## Given data
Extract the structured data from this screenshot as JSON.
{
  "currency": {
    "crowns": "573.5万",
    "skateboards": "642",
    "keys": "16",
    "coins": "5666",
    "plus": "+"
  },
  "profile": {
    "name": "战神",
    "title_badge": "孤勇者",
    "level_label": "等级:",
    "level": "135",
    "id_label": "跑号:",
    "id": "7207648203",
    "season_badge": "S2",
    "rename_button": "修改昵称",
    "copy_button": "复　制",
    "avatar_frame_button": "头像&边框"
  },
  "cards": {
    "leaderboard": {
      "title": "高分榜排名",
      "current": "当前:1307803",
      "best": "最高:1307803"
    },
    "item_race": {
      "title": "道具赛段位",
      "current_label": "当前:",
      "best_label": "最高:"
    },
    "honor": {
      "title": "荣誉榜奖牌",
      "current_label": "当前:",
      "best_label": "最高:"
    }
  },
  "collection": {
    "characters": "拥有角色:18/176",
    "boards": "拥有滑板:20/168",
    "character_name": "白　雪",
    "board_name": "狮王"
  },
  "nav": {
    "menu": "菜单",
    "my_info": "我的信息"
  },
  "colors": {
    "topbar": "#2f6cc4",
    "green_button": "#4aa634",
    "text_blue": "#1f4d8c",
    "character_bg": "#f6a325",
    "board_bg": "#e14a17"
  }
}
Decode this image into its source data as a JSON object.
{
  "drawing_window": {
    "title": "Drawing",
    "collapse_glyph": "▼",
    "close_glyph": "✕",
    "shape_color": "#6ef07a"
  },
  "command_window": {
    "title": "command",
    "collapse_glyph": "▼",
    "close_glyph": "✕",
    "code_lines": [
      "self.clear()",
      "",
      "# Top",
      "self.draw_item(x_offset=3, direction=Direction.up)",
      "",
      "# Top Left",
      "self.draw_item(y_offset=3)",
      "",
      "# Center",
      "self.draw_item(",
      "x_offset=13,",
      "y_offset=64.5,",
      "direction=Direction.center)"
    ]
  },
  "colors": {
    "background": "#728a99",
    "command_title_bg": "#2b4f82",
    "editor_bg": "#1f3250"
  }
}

## Required task
Show the lines from the data above that contain the string "JSON".

## Solution to the problem
Extract the structured data from this screenshot as JSON.
Decode this image into its source data as a JSON object.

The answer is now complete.